Transcribe every one of the lines below character for character, changing nothing.

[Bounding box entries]
== == ==

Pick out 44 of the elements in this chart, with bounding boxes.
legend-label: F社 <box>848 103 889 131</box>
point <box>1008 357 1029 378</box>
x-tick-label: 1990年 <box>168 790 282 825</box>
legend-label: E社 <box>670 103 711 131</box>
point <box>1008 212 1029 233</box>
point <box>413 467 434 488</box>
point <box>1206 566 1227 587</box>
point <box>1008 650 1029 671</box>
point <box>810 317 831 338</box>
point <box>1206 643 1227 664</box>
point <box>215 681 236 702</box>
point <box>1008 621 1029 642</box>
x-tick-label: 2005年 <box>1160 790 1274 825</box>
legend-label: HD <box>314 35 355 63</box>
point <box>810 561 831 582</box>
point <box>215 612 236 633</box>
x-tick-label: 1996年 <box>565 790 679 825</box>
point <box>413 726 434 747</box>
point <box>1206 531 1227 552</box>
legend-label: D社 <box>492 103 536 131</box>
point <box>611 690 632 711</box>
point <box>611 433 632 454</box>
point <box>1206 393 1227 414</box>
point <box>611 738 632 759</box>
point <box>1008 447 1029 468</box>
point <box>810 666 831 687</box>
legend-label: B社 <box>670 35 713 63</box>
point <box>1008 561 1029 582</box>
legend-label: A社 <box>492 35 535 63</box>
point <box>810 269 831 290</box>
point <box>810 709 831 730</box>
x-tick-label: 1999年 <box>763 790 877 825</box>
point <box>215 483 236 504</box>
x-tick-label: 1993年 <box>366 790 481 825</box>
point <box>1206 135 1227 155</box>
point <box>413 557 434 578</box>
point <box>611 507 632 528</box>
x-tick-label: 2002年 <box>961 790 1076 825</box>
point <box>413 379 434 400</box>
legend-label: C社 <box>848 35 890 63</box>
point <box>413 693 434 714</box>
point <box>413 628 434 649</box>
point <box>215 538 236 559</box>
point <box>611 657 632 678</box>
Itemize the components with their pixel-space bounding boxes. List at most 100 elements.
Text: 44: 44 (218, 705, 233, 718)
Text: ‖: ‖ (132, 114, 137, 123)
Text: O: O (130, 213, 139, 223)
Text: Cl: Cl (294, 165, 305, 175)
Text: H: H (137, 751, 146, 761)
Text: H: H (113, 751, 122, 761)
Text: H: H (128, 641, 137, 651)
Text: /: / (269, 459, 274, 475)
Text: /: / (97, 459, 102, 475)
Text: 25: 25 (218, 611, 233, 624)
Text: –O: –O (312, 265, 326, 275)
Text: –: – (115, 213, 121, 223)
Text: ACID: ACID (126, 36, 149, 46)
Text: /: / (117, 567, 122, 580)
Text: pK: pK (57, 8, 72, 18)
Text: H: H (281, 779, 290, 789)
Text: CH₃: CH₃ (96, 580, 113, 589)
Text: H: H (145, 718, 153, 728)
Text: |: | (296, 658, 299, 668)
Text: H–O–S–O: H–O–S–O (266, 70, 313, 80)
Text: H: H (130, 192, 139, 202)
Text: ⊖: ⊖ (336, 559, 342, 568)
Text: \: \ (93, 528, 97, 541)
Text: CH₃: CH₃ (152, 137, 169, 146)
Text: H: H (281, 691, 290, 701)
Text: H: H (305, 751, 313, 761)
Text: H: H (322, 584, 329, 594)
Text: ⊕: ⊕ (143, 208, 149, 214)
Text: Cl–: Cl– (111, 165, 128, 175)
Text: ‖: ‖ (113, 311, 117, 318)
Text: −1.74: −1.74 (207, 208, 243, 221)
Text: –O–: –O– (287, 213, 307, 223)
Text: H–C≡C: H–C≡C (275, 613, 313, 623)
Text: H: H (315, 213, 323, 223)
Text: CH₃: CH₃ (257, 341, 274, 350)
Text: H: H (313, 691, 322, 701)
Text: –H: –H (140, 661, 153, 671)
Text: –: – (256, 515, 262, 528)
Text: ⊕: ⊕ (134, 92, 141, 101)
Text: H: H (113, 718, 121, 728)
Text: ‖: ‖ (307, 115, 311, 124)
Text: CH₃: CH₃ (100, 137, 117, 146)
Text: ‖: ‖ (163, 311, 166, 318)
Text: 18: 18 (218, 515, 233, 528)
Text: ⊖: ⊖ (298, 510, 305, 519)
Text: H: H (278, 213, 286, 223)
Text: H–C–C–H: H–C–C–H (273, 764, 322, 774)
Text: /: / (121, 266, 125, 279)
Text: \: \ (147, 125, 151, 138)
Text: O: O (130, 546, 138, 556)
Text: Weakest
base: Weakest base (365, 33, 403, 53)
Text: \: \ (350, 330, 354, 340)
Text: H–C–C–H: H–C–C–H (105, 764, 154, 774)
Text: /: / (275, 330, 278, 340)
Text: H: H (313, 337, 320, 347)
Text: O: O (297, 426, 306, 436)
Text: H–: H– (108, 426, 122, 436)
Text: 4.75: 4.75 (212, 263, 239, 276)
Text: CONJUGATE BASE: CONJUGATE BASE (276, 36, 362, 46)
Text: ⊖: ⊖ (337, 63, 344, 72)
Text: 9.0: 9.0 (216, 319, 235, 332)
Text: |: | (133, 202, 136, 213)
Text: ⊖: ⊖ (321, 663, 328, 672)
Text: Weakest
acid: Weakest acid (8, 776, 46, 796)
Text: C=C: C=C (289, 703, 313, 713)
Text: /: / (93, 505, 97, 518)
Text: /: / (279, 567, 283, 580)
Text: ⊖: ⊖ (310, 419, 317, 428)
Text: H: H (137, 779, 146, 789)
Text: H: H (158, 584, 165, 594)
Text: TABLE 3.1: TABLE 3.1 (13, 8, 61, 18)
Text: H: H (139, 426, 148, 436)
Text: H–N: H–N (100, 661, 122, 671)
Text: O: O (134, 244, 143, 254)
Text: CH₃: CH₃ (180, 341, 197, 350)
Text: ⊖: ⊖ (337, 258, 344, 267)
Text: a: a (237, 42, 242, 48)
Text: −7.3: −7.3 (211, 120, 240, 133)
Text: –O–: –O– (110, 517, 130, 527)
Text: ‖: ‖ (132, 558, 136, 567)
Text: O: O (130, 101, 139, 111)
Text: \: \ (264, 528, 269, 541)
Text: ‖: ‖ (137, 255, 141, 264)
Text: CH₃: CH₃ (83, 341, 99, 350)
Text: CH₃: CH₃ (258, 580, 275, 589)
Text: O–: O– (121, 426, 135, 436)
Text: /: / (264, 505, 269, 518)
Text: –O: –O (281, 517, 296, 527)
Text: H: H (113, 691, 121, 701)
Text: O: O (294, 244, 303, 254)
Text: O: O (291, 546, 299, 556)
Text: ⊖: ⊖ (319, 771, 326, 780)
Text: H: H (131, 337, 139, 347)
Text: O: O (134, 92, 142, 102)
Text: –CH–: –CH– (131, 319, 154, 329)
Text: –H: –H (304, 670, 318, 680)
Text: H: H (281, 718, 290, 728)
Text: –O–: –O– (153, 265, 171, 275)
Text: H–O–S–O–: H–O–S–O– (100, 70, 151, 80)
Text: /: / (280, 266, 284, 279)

== == ==

#### Answer for this exercise
Pick out 44 of the elements in this chart, with bounding boxes.
legend-label: F社 <box>848 103 889 131</box>
point <box>1008 357 1029 378</box>
x-tick-label: 1990年 <box>168 790 282 825</box>
legend-label: E社 <box>670 103 711 131</box>
point <box>1008 212 1029 233</box>
point <box>413 467 434 488</box>
point <box>1206 566 1227 587</box>
point <box>1008 650 1029 671</box>
point <box>810 317 831 338</box>
point <box>1206 643 1227 664</box>
point <box>215 681 236 702</box>
point <box>1008 621 1029 642</box>
x-tick-label: 2005年 <box>1160 790 1274 825</box>
legend-label: HD <box>314 35 355 63</box>
point <box>810 561 831 582</box>
point <box>215 612 236 633</box>
x-tick-label: 1996年 <box>565 790 679 825</box>
point <box>413 726 434 747</box>
point <box>1206 531 1227 552</box>
legend-label: D社 <box>492 103 536 131</box>
point <box>611 690 632 711</box>
point <box>611 433 632 454</box>
point <box>1206 393 1227 414</box>
point <box>611 738 632 759</box>
point <box>1008 447 1029 468</box>
point <box>810 666 831 687</box>
legend-label: B社 <box>670 35 713 63</box>
point <box>1008 561 1029 582</box>
legend-label: A社 <box>492 35 535 63</box>
point <box>810 269 831 290</box>
point <box>810 709 831 730</box>
x-tick-label: 1999年 <box>763 790 877 825</box>
point <box>215 483 236 504</box>
x-tick-label: 1993年 <box>366 790 481 825</box>
point <box>1206 135 1227 155</box>
point <box>413 557 434 578</box>
point <box>611 507 632 528</box>
x-tick-label: 2002年 <box>961 790 1076 825</box>
point <box>413 379 434 400</box>
legend-label: C社 <box>848 35 890 63</box>
point <box>413 693 434 714</box>
point <box>413 628 434 649</box>
point <box>215 538 236 559</box>
point <box>611 657 632 678</box>
Itemize the components with their pixel-space bounding boxes. List at most 100 elements.
Text: 44: 44 (218, 705, 233, 718)
Text: ‖: ‖ (132, 114, 137, 123)
Text: O: O (130, 213, 139, 223)
Text: Cl: Cl (294, 165, 305, 175)
Text: H: H (137, 751, 146, 761)
Text: H: H (113, 751, 122, 761)
Text: H: H (128, 641, 137, 651)
Text: /: / (269, 459, 274, 475)
Text: /: / (97, 459, 102, 475)
Text: 25: 25 (218, 611, 233, 624)
Text: –O: –O (312, 265, 326, 275)
Text: –: – (115, 213, 121, 223)
Text: ACID: ACID (126, 36, 149, 46)
Text: /: / (117, 567, 122, 580)
Text: pK: pK (57, 8, 72, 18)
Text: H: H (281, 779, 290, 789)
Text: CH₃: CH₃ (96, 580, 113, 589)
Text: H: H (145, 718, 153, 728)
Text: |: | (296, 658, 299, 668)
Text: H–O–S–O: H–O–S–O (266, 70, 313, 80)
Text: H: H (130, 192, 139, 202)
Text: ⊖: ⊖ (336, 559, 342, 568)
Text: \: \ (93, 528, 97, 541)
Text: CH₃: CH₃ (152, 137, 169, 146)
Text: H: H (281, 691, 290, 701)
Text: H: H (305, 751, 313, 761)
Text: H: H (322, 584, 329, 594)
Text: ⊕: ⊕ (143, 208, 149, 214)
Text: Cl–: Cl– (111, 165, 128, 175)
Text: ‖: ‖ (113, 311, 117, 318)
Text: −1.74: −1.74 (207, 208, 243, 221)
Text: –O–: –O– (287, 213, 307, 223)
Text: H–C≡C: H–C≡C (275, 613, 313, 623)
Text: H: H (315, 213, 323, 223)
Text: CH₃: CH₃ (257, 341, 274, 350)
Text: H: H (313, 691, 322, 701)
Text: –H: –H (140, 661, 153, 671)
Text: –: – (256, 515, 262, 528)
Text: ⊕: ⊕ (134, 92, 141, 101)
Text: H: H (113, 718, 121, 728)
Text: ‖: ‖ (307, 115, 311, 124)
Text: CH₃: CH₃ (100, 137, 117, 146)
Text: ‖: ‖ (163, 311, 166, 318)
Text: 18: 18 (218, 515, 233, 528)
Text: ⊖: ⊖ (298, 510, 305, 519)
Text: H: H (278, 213, 286, 223)
Text: H–C–C–H: H–C–C–H (273, 764, 322, 774)
Text: /: / (121, 266, 125, 279)
Text: \: \ (147, 125, 151, 138)
Text: O: O (130, 546, 138, 556)
Text: Weakest
base: Weakest base (365, 33, 403, 53)
Text: \: \ (350, 330, 354, 340)
Text: H–C–C–H: H–C–C–H (105, 764, 154, 774)
Text: /: / (275, 330, 278, 340)
Text: H: H (313, 337, 320, 347)
Text: O: O (297, 426, 306, 436)
Text: H–: H– (108, 426, 122, 436)
Text: 4.75: 4.75 (212, 263, 239, 276)
Text: CONJUGATE BASE: CONJUGATE BASE (276, 36, 362, 46)
Text: ⊖: ⊖ (337, 63, 344, 72)
Text: 9.0: 9.0 (216, 319, 235, 332)
Text: |: | (133, 202, 136, 213)
Text: ⊖: ⊖ (321, 663, 328, 672)
Text: Weakest
acid: Weakest acid (8, 776, 46, 796)
Text: C=C: C=C (289, 703, 313, 713)
Text: /: / (93, 505, 97, 518)
Text: /: / (279, 567, 283, 580)
Text: ⊖: ⊖ (310, 419, 317, 428)
Text: H: H (137, 779, 146, 789)
Text: H: H (158, 584, 165, 594)
Text: TABLE 3.1: TABLE 3.1 (13, 8, 61, 18)
Text: H: H (139, 426, 148, 436)
Text: H–N: H–N (100, 661, 122, 671)
Text: O: O (134, 244, 143, 254)
Text: CH₃: CH₃ (180, 341, 197, 350)
Text: ⊖: ⊖ (337, 258, 344, 267)
Text: a: a (237, 42, 242, 48)
Text: −7.3: −7.3 (211, 120, 240, 133)
Text: –O–: –O– (110, 517, 130, 527)
Text: ‖: ‖ (132, 558, 136, 567)
Text: O: O (130, 101, 139, 111)
Text: \: \ (264, 528, 269, 541)
Text: ‖: ‖ (137, 255, 141, 264)
Text: CH₃: CH₃ (83, 341, 99, 350)
Text: CH₃: CH₃ (258, 580, 275, 589)
Text: O–: O– (121, 426, 135, 436)
Text: /: / (264, 505, 269, 518)
Text: –O: –O (281, 517, 296, 527)
Text: H: H (113, 691, 121, 701)
Text: O: O (294, 244, 303, 254)
Text: O: O (291, 546, 299, 556)
Text: ⊖: ⊖ (319, 771, 326, 780)
Text: H: H (131, 337, 139, 347)
Text: O: O (134, 92, 142, 102)
Text: –CH–: –CH– (131, 319, 154, 329)
Text: –H: –H (304, 670, 318, 680)
Text: H: H (281, 718, 290, 728)
Text: –O–: –O– (153, 265, 171, 275)
Text: H–O–S–O–: H–O–S–O– (100, 70, 151, 80)
Text: /: / (280, 266, 284, 279)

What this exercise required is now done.